--- TASK REQUIREMENTS ---
Search the listing below for "berikut". Copy each matching line.

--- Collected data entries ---
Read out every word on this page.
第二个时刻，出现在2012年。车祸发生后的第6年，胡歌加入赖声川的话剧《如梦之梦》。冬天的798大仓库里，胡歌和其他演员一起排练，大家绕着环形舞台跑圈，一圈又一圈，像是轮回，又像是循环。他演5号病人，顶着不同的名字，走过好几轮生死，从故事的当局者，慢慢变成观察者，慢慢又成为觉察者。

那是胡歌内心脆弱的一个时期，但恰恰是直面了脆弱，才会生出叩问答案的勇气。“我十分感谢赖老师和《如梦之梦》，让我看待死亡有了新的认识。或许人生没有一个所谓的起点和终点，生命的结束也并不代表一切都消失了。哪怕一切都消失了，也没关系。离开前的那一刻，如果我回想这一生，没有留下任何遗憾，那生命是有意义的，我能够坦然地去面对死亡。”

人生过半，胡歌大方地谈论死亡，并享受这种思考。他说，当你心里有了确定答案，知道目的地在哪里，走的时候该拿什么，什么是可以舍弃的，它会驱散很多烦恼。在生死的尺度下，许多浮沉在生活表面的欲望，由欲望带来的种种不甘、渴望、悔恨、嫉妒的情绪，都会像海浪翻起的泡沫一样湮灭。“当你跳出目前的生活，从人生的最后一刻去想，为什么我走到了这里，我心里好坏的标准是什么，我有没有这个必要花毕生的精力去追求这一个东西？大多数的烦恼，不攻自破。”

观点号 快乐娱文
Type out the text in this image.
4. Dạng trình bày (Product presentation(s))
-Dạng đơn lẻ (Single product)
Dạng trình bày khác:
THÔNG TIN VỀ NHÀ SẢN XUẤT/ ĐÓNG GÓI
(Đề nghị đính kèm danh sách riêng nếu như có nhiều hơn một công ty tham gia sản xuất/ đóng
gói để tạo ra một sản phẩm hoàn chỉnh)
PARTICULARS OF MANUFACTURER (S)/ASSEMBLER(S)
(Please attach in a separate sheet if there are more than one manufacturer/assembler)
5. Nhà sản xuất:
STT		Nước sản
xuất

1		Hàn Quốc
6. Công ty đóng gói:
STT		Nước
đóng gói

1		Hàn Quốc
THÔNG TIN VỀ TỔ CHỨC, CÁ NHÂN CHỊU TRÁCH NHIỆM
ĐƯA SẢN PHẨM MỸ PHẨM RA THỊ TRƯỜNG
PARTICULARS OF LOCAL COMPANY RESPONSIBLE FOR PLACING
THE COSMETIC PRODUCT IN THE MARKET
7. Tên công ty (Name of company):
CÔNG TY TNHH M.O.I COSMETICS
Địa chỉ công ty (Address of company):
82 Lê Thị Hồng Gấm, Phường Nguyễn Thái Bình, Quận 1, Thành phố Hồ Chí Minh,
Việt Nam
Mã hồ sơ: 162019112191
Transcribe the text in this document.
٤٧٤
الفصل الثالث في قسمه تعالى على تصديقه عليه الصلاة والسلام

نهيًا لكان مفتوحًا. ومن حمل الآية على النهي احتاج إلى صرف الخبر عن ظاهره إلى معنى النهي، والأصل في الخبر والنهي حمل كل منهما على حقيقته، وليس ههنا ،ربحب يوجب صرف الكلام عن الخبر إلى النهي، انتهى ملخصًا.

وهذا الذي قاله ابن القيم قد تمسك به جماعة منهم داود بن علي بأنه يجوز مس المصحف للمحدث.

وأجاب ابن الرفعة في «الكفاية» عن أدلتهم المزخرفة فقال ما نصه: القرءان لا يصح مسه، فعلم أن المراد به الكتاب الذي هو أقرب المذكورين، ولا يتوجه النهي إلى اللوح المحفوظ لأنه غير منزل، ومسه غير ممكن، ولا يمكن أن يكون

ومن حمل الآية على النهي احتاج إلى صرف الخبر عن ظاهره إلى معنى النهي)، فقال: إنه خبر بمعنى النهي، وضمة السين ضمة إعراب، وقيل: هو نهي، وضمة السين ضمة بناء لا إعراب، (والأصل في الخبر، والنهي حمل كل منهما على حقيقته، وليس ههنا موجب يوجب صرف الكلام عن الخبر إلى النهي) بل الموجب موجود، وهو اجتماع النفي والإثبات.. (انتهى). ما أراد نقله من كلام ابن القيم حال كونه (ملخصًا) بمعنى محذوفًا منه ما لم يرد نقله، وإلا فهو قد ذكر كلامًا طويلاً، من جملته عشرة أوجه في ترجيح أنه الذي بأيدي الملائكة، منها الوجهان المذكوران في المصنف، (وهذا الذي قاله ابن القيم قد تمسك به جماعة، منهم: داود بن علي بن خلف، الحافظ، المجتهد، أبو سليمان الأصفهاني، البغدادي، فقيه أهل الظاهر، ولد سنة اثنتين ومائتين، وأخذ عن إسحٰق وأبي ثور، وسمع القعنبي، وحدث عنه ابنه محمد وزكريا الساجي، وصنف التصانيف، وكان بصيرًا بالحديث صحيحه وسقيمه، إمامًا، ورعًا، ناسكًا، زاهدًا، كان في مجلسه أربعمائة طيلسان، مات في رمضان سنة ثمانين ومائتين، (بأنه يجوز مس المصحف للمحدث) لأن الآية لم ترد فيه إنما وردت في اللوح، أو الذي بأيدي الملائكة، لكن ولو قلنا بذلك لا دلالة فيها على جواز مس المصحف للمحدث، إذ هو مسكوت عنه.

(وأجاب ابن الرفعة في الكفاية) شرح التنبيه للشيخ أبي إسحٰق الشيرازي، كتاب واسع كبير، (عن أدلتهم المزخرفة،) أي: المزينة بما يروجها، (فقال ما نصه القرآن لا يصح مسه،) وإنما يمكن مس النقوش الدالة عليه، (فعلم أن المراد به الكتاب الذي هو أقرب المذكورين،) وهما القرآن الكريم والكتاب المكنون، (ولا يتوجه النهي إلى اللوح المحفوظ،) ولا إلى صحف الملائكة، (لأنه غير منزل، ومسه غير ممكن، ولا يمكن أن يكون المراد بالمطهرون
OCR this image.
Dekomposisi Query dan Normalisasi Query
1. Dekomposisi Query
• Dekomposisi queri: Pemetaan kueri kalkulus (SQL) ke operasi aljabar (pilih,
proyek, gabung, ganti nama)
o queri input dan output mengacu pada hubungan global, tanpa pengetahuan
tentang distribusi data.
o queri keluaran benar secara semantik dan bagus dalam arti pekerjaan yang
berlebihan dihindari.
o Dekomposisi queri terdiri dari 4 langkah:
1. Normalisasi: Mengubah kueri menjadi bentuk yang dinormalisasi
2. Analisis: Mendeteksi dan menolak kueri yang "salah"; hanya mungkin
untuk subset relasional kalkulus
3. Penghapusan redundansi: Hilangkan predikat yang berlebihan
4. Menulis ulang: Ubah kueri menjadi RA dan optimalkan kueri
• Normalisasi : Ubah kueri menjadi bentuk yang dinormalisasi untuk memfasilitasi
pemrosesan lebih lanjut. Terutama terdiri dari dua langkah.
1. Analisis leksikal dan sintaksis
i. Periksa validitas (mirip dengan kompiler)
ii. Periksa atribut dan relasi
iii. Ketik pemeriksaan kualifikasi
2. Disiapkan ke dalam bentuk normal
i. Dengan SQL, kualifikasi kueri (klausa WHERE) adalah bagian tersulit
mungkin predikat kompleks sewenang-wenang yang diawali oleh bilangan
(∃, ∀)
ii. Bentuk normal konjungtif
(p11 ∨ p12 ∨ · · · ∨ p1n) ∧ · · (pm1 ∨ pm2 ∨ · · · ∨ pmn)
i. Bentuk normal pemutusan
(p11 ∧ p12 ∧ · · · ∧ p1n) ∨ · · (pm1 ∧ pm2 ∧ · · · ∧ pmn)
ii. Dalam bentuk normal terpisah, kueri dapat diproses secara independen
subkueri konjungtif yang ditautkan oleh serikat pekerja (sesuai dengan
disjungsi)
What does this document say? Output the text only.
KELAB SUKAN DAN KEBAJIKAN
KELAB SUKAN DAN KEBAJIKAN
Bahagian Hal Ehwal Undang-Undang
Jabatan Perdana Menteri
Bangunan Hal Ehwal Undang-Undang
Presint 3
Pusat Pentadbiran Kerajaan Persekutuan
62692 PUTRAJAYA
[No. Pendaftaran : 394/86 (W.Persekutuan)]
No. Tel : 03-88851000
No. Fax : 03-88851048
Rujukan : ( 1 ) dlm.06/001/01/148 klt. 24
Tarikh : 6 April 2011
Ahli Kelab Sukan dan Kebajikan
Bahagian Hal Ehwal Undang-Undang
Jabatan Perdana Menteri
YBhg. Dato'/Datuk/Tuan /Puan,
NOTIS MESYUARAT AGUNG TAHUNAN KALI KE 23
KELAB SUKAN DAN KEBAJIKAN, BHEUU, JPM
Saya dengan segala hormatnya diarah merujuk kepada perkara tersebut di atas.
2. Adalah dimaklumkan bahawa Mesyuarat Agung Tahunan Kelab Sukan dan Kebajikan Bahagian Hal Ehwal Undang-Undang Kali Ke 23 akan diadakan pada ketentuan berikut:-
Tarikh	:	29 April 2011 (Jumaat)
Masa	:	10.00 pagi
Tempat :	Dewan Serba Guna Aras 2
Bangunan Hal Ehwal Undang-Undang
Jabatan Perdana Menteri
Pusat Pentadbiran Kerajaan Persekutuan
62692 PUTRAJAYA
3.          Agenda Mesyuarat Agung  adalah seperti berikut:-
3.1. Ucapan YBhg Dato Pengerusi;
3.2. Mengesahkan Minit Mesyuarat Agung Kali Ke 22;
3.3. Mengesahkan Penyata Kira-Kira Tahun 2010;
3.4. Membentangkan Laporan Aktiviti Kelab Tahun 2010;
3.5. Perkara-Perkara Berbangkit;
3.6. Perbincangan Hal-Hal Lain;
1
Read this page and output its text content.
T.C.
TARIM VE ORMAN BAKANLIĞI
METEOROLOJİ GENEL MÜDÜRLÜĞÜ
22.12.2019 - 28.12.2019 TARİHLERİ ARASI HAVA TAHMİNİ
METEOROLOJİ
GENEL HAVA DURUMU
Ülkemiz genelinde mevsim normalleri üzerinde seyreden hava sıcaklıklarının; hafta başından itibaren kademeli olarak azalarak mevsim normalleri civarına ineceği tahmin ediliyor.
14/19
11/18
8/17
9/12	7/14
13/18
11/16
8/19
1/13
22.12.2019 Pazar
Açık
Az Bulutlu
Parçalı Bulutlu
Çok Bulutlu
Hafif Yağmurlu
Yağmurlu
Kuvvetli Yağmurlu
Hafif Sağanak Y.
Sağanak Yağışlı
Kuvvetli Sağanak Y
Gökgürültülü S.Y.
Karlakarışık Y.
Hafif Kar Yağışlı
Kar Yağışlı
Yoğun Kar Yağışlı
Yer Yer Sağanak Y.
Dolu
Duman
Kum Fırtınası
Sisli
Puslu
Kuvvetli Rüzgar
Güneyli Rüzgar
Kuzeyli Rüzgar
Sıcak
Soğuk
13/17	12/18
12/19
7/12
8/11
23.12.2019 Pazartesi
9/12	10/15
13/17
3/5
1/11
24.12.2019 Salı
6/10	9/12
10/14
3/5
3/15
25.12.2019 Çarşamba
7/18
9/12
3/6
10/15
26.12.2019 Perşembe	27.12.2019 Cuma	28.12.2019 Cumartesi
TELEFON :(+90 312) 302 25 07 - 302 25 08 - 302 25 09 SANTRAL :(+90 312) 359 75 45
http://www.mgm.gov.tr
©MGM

--- RESPONSE ---
2. Adalah dimaklumkan bahawa Mesyuarat Agung Tahunan Kelab Sukan dan Kebajikan Bahagian Hal Ehwal Undang-Undang Kali Ke 23 akan diadakan pada ketentuan berikut:-
3.          Agenda Mesyuarat Agung  adalah seperti berikut:-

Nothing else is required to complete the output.